* **Task prompt**: Return the entries verbatim and drop every picture.

-.-.-

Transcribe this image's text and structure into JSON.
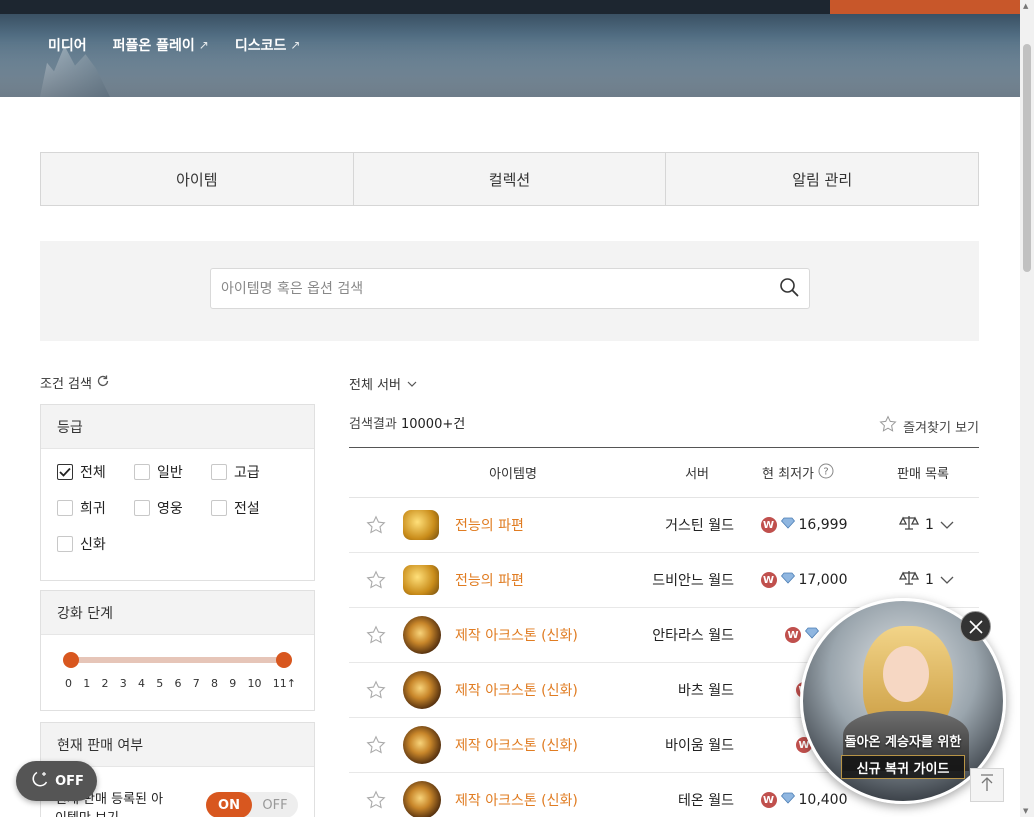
{
  "nav": [
    {
      "label": "미디어",
      "external": false
    },
    {
      "label": "퍼플온 플레이",
      "external": true
    },
    {
      "label": "디스코드",
      "external": true
    }
  ],
  "tabs": [
    "아이템",
    "컬렉션",
    "알림 관리"
  ],
  "search": {
    "placeholder": "아이템명 혹은 옵션 검색",
    "value": ""
  },
  "filter": {
    "title": "조건 검색",
    "grade": {
      "heading": "등급",
      "options": [
        {
          "label": "전체",
          "checked": true
        },
        {
          "label": "일반",
          "checked": false
        },
        {
          "label": "고급",
          "checked": false
        },
        {
          "label": "희귀",
          "checked": false
        },
        {
          "label": "영웅",
          "checked": false
        },
        {
          "label": "전설",
          "checked": false
        },
        {
          "label": "신화",
          "checked": false
        }
      ]
    },
    "enhance": {
      "heading": "강화 단계",
      "ticks": [
        "0",
        "1",
        "2",
        "3",
        "4",
        "5",
        "6",
        "7",
        "8",
        "9",
        "10",
        "11↑"
      ],
      "range": [
        0,
        11
      ]
    },
    "sale": {
      "heading": "현재 판매 여부",
      "label": "현재 판매 등록된 아이템만 보기",
      "on_label": "ON",
      "off_label": "OFF",
      "value": "ON"
    }
  },
  "darkmode": {
    "label": "OFF"
  },
  "results": {
    "server_select": "전체 서버",
    "count_prefix": "검색결과",
    "count": "10000+건",
    "favorites_label": "즐겨찾기 보기",
    "columns": {
      "name": "아이템명",
      "server": "서버",
      "price": "현 최저가",
      "list": "판매 목록"
    },
    "rows": [
      {
        "icon": "gold-pile-icon",
        "name": "전능의 파편",
        "server": "거스틴 월드",
        "price": "16,999",
        "count": "1"
      },
      {
        "icon": "gold-pile-icon",
        "name": "전능의 파편",
        "server": "드비안느 월드",
        "price": "17,000",
        "count": "1"
      },
      {
        "icon": "arkstone-icon",
        "name": "제작 아크스톤 (신화)",
        "server": "안타라스 월드",
        "price": "",
        "count": ""
      },
      {
        "icon": "arkstone-icon",
        "name": "제작 아크스톤 (신화)",
        "server": "바츠 월드",
        "price": "",
        "count": ""
      },
      {
        "icon": "arkstone-icon",
        "name": "제작 아크스톤 (신화)",
        "server": "바이움 월드",
        "price": "",
        "count": ""
      },
      {
        "icon": "arkstone-icon",
        "name": "제작 아크스톤 (신화)",
        "server": "테온 월드",
        "price": "10,400",
        "count": ""
      }
    ]
  },
  "popup": {
    "line1": "돌아온 계승자를 위한",
    "line2": "신규 복귀 가이드"
  },
  "colors": {
    "accent": "#d8571f",
    "item_name": "#e07c22",
    "coin": "#c0504d"
  }
}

-.-.-

* **Final answer**:
Transcribe this image's text and structure into JSON.
{
  "nav": [
    {
      "label": "미디어",
      "external": false
    },
    {
      "label": "퍼플온 플레이",
      "external": true
    },
    {
      "label": "디스코드",
      "external": true
    }
  ],
  "tabs": [
    "아이템",
    "컬렉션",
    "알림 관리"
  ],
  "search": {
    "placeholder": "아이템명 혹은 옵션 검색",
    "value": ""
  },
  "filter": {
    "title": "조건 검색",
    "grade": {
      "heading": "등급",
      "options": [
        {
          "label": "전체",
          "checked": true
        },
        {
          "label": "일반",
          "checked": false
        },
        {
          "label": "고급",
          "checked": false
        },
        {
          "label": "희귀",
          "checked": false
        },
        {
          "label": "영웅",
          "checked": false
        },
        {
          "label": "전설",
          "checked": false
        },
        {
          "label": "신화",
          "checked": false
        }
      ]
    },
    "enhance": {
      "heading": "강화 단계",
      "ticks": [
        "0",
        "1",
        "2",
        "3",
        "4",
        "5",
        "6",
        "7",
        "8",
        "9",
        "10",
        "11↑"
      ],
      "range": [
        0,
        11
      ]
    },
    "sale": {
      "heading": "현재 판매 여부",
      "label": "현재 판매 등록된 아이템만 보기",
      "on_label": "ON",
      "off_label": "OFF",
      "value": "ON"
    }
  },
  "darkmode": {
    "label": "OFF"
  },
  "results": {
    "server_select": "전체 서버",
    "count_prefix": "검색결과",
    "count": "10000+건",
    "favorites_label": "즐겨찾기 보기",
    "columns": {
      "name": "아이템명",
      "server": "서버",
      "price": "현 최저가",
      "list": "판매 목록"
    },
    "rows": [
      {
        "icon": "gold-pile-icon",
        "name": "전능의 파편",
        "server": "거스틴 월드",
        "price": "16,999",
        "count": "1"
      },
      {
        "icon": "gold-pile-icon",
        "name": "전능의 파편",
        "server": "드비안느 월드",
        "price": "17,000",
        "count": "1"
      },
      {
        "icon": "arkstone-icon",
        "name": "제작 아크스톤 (신화)",
        "server": "안타라스 월드",
        "price": "",
        "count": ""
      },
      {
        "icon": "arkstone-icon",
        "name": "제작 아크스톤 (신화)",
        "server": "바츠 월드",
        "price": "",
        "count": ""
      },
      {
        "icon": "arkstone-icon",
        "name": "제작 아크스톤 (신화)",
        "server": "바이움 월드",
        "price": "",
        "count": ""
      },
      {
        "icon": "arkstone-icon",
        "name": "제작 아크스톤 (신화)",
        "server": "테온 월드",
        "price": "10,400",
        "count": ""
      }
    ]
  },
  "popup": {
    "line1": "돌아온 계승자를 위한",
    "line2": "신규 복귀 가이드"
  },
  "colors": {
    "accent": "#d8571f",
    "item_name": "#e07c22",
    "coin": "#c0504d"
  }
}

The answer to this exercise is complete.